__Task statement__. In the copy, include every entry exactly but none of the pictures.
======
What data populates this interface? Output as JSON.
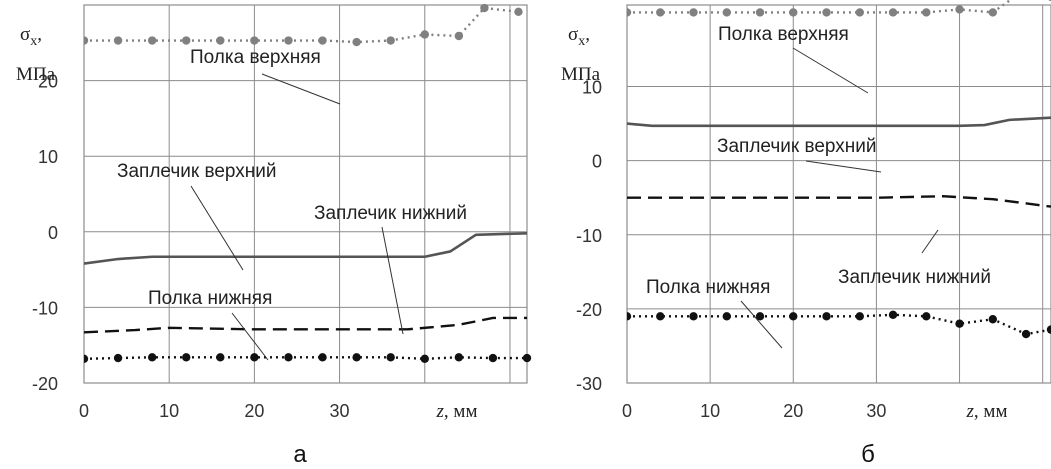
{
  "chart_data": [
    {
      "panel": "а",
      "type": "line",
      "ylabel_symbol": "σ",
      "ylabel_subscript": "x",
      "ylabel_sep": ",",
      "ylabel_unit": "МПа",
      "xlabel_var": "z",
      "xlabel_unit": ", мм",
      "xlim": [
        0,
        52
      ],
      "ylim": [
        -20,
        30
      ],
      "x_ticks": [
        0,
        10,
        20,
        30
      ],
      "y_ticks": [
        20,
        10,
        0,
        -10,
        -20
      ],
      "grid": true,
      "series": [
        {
          "name": "Полка верхняя",
          "style": "dotted-markers",
          "color": "#808080",
          "points": [
            [
              0,
              25.3
            ],
            [
              4,
              25.3
            ],
            [
              8,
              25.3
            ],
            [
              12,
              25.3
            ],
            [
              16,
              25.3
            ],
            [
              20,
              25.3
            ],
            [
              24,
              25.3
            ],
            [
              28,
              25.3
            ],
            [
              32,
              25.1
            ],
            [
              36,
              25.3
            ],
            [
              40,
              26.1
            ],
            [
              44,
              25.9
            ],
            [
              47,
              29.6
            ],
            [
              51,
              29.1
            ]
          ]
        },
        {
          "name": "Заплечик верхний",
          "style": "solid",
          "color": "#555555",
          "points": [
            [
              0,
              -4.2
            ],
            [
              4,
              -3.6
            ],
            [
              8,
              -3.3
            ],
            [
              12,
              -3.3
            ],
            [
              20,
              -3.3
            ],
            [
              30,
              -3.3
            ],
            [
              40,
              -3.3
            ],
            [
              43,
              -2.6
            ],
            [
              46,
              -0.4
            ],
            [
              52,
              -0.2
            ]
          ]
        },
        {
          "name": "Заплечик нижний",
          "style": "dashed",
          "color": "#111111",
          "points": [
            [
              0,
              -13.3
            ],
            [
              6,
              -13.0
            ],
            [
              10,
              -12.7
            ],
            [
              20,
              -12.9
            ],
            [
              30,
              -12.9
            ],
            [
              38,
              -12.9
            ],
            [
              44,
              -12.3
            ],
            [
              48,
              -11.4
            ],
            [
              52,
              -11.4
            ]
          ]
        },
        {
          "name": "Полка нижняя",
          "style": "dotted-markers",
          "color": "#111111",
          "points": [
            [
              0,
              -16.8
            ],
            [
              4,
              -16.7
            ],
            [
              8,
              -16.6
            ],
            [
              12,
              -16.6
            ],
            [
              16,
              -16.6
            ],
            [
              20,
              -16.6
            ],
            [
              24,
              -16.6
            ],
            [
              28,
              -16.6
            ],
            [
              32,
              -16.6
            ],
            [
              36,
              -16.6
            ],
            [
              40,
              -16.8
            ],
            [
              44,
              -16.6
            ],
            [
              48,
              -16.7
            ],
            [
              52,
              -16.7
            ]
          ]
        }
      ]
    },
    {
      "panel": "б",
      "type": "line",
      "ylabel_symbol": "σ",
      "ylabel_subscript": "x",
      "ylabel_sep": ",",
      "ylabel_unit": "МПа",
      "xlabel_var": "z",
      "xlabel_unit": ", мм",
      "xlim": [
        0,
        51
      ],
      "ylim": [
        -30,
        21
      ],
      "x_ticks": [
        0,
        10,
        20,
        30
      ],
      "y_ticks": [
        10,
        0,
        -10,
        -20,
        -30
      ],
      "grid": true,
      "series": [
        {
          "name": "Полка верхняя",
          "style": "dotted-markers",
          "color": "#808080",
          "points": [
            [
              0,
              20.0
            ],
            [
              4,
              20.0
            ],
            [
              8,
              20.0
            ],
            [
              12,
              20.0
            ],
            [
              16,
              20.0
            ],
            [
              20,
              20.0
            ],
            [
              24,
              20.0
            ],
            [
              28,
              20.0
            ],
            [
              32,
              20.0
            ],
            [
              36,
              20.0
            ],
            [
              40,
              20.4
            ],
            [
              44,
              20.0
            ],
            [
              47,
              22.4
            ],
            [
              51,
              22.1
            ]
          ]
        },
        {
          "name": "Заплечик верхний",
          "style": "solid",
          "color": "#555555",
          "points": [
            [
              0,
              5.0
            ],
            [
              3,
              4.7
            ],
            [
              10,
              4.7
            ],
            [
              20,
              4.7
            ],
            [
              30,
              4.7
            ],
            [
              40,
              4.7
            ],
            [
              43,
              4.8
            ],
            [
              46,
              5.5
            ],
            [
              51,
              5.8
            ]
          ]
        },
        {
          "name": "Заплечик нижний",
          "style": "dashed",
          "color": "#111111",
          "points": [
            [
              0,
              -5.0
            ],
            [
              10,
              -5.0
            ],
            [
              20,
              -5.0
            ],
            [
              30,
              -5.0
            ],
            [
              38,
              -4.8
            ],
            [
              44,
              -5.2
            ],
            [
              51,
              -6.2
            ]
          ]
        },
        {
          "name": "Полка нижняя",
          "style": "dotted-markers",
          "color": "#111111",
          "points": [
            [
              0,
              -21.0
            ],
            [
              4,
              -21.0
            ],
            [
              8,
              -21.0
            ],
            [
              12,
              -21.0
            ],
            [
              16,
              -21.0
            ],
            [
              20,
              -21.0
            ],
            [
              24,
              -21.0
            ],
            [
              28,
              -21.0
            ],
            [
              32,
              -20.8
            ],
            [
              36,
              -21.0
            ],
            [
              40,
              -22.0
            ],
            [
              44,
              -21.4
            ],
            [
              48,
              -23.4
            ],
            [
              51,
              -22.8
            ]
          ]
        }
      ]
    }
  ]
}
======
__The reply__.
What data populates this interface? Output as JSON.
{
  "chart_data": [
    {
      "panel": "а",
      "type": "line",
      "ylabel_symbol": "σ",
      "ylabel_subscript": "x",
      "ylabel_sep": ",",
      "ylabel_unit": "МПа",
      "xlabel_var": "z",
      "xlabel_unit": ", мм",
      "xlim": [
        0,
        52
      ],
      "ylim": [
        -20,
        30
      ],
      "x_ticks": [
        0,
        10,
        20,
        30
      ],
      "y_ticks": [
        20,
        10,
        0,
        -10,
        -20
      ],
      "grid": true,
      "series": [
        {
          "name": "Полка верхняя",
          "style": "dotted-markers",
          "color": "#808080",
          "points": [
            [
              0,
              25.3
            ],
            [
              4,
              25.3
            ],
            [
              8,
              25.3
            ],
            [
              12,
              25.3
            ],
            [
              16,
              25.3
            ],
            [
              20,
              25.3
            ],
            [
              24,
              25.3
            ],
            [
              28,
              25.3
            ],
            [
              32,
              25.1
            ],
            [
              36,
              25.3
            ],
            [
              40,
              26.1
            ],
            [
              44,
              25.9
            ],
            [
              47,
              29.6
            ],
            [
              51,
              29.1
            ]
          ]
        },
        {
          "name": "Заплечик верхний",
          "style": "solid",
          "color": "#555555",
          "points": [
            [
              0,
              -4.2
            ],
            [
              4,
              -3.6
            ],
            [
              8,
              -3.3
            ],
            [
              12,
              -3.3
            ],
            [
              20,
              -3.3
            ],
            [
              30,
              -3.3
            ],
            [
              40,
              -3.3
            ],
            [
              43,
              -2.6
            ],
            [
              46,
              -0.4
            ],
            [
              52,
              -0.2
            ]
          ]
        },
        {
          "name": "Заплечик нижний",
          "style": "dashed",
          "color": "#111111",
          "points": [
            [
              0,
              -13.3
            ],
            [
              6,
              -13.0
            ],
            [
              10,
              -12.7
            ],
            [
              20,
              -12.9
            ],
            [
              30,
              -12.9
            ],
            [
              38,
              -12.9
            ],
            [
              44,
              -12.3
            ],
            [
              48,
              -11.4
            ],
            [
              52,
              -11.4
            ]
          ]
        },
        {
          "name": "Полка нижняя",
          "style": "dotted-markers",
          "color": "#111111",
          "points": [
            [
              0,
              -16.8
            ],
            [
              4,
              -16.7
            ],
            [
              8,
              -16.6
            ],
            [
              12,
              -16.6
            ],
            [
              16,
              -16.6
            ],
            [
              20,
              -16.6
            ],
            [
              24,
              -16.6
            ],
            [
              28,
              -16.6
            ],
            [
              32,
              -16.6
            ],
            [
              36,
              -16.6
            ],
            [
              40,
              -16.8
            ],
            [
              44,
              -16.6
            ],
            [
              48,
              -16.7
            ],
            [
              52,
              -16.7
            ]
          ]
        }
      ]
    },
    {
      "panel": "б",
      "type": "line",
      "ylabel_symbol": "σ",
      "ylabel_subscript": "x",
      "ylabel_sep": ",",
      "ylabel_unit": "МПа",
      "xlabel_var": "z",
      "xlabel_unit": ", мм",
      "xlim": [
        0,
        51
      ],
      "ylim": [
        -30,
        21
      ],
      "x_ticks": [
        0,
        10,
        20,
        30
      ],
      "y_ticks": [
        10,
        0,
        -10,
        -20,
        -30
      ],
      "grid": true,
      "series": [
        {
          "name": "Полка верхняя",
          "style": "dotted-markers",
          "color": "#808080",
          "points": [
            [
              0,
              20.0
            ],
            [
              4,
              20.0
            ],
            [
              8,
              20.0
            ],
            [
              12,
              20.0
            ],
            [
              16,
              20.0
            ],
            [
              20,
              20.0
            ],
            [
              24,
              20.0
            ],
            [
              28,
              20.0
            ],
            [
              32,
              20.0
            ],
            [
              36,
              20.0
            ],
            [
              40,
              20.4
            ],
            [
              44,
              20.0
            ],
            [
              47,
              22.4
            ],
            [
              51,
              22.1
            ]
          ]
        },
        {
          "name": "Заплечик верхний",
          "style": "solid",
          "color": "#555555",
          "points": [
            [
              0,
              5.0
            ],
            [
              3,
              4.7
            ],
            [
              10,
              4.7
            ],
            [
              20,
              4.7
            ],
            [
              30,
              4.7
            ],
            [
              40,
              4.7
            ],
            [
              43,
              4.8
            ],
            [
              46,
              5.5
            ],
            [
              51,
              5.8
            ]
          ]
        },
        {
          "name": "Заплечик нижний",
          "style": "dashed",
          "color": "#111111",
          "points": [
            [
              0,
              -5.0
            ],
            [
              10,
              -5.0
            ],
            [
              20,
              -5.0
            ],
            [
              30,
              -5.0
            ],
            [
              38,
              -4.8
            ],
            [
              44,
              -5.2
            ],
            [
              51,
              -6.2
            ]
          ]
        },
        {
          "name": "Полка нижняя",
          "style": "dotted-markers",
          "color": "#111111",
          "points": [
            [
              0,
              -21.0
            ],
            [
              4,
              -21.0
            ],
            [
              8,
              -21.0
            ],
            [
              12,
              -21.0
            ],
            [
              16,
              -21.0
            ],
            [
              20,
              -21.0
            ],
            [
              24,
              -21.0
            ],
            [
              28,
              -21.0
            ],
            [
              32,
              -20.8
            ],
            [
              36,
              -21.0
            ],
            [
              40,
              -22.0
            ],
            [
              44,
              -21.4
            ],
            [
              48,
              -23.4
            ],
            [
              51,
              -22.8
            ]
          ]
        }
      ]
    }
  ]
}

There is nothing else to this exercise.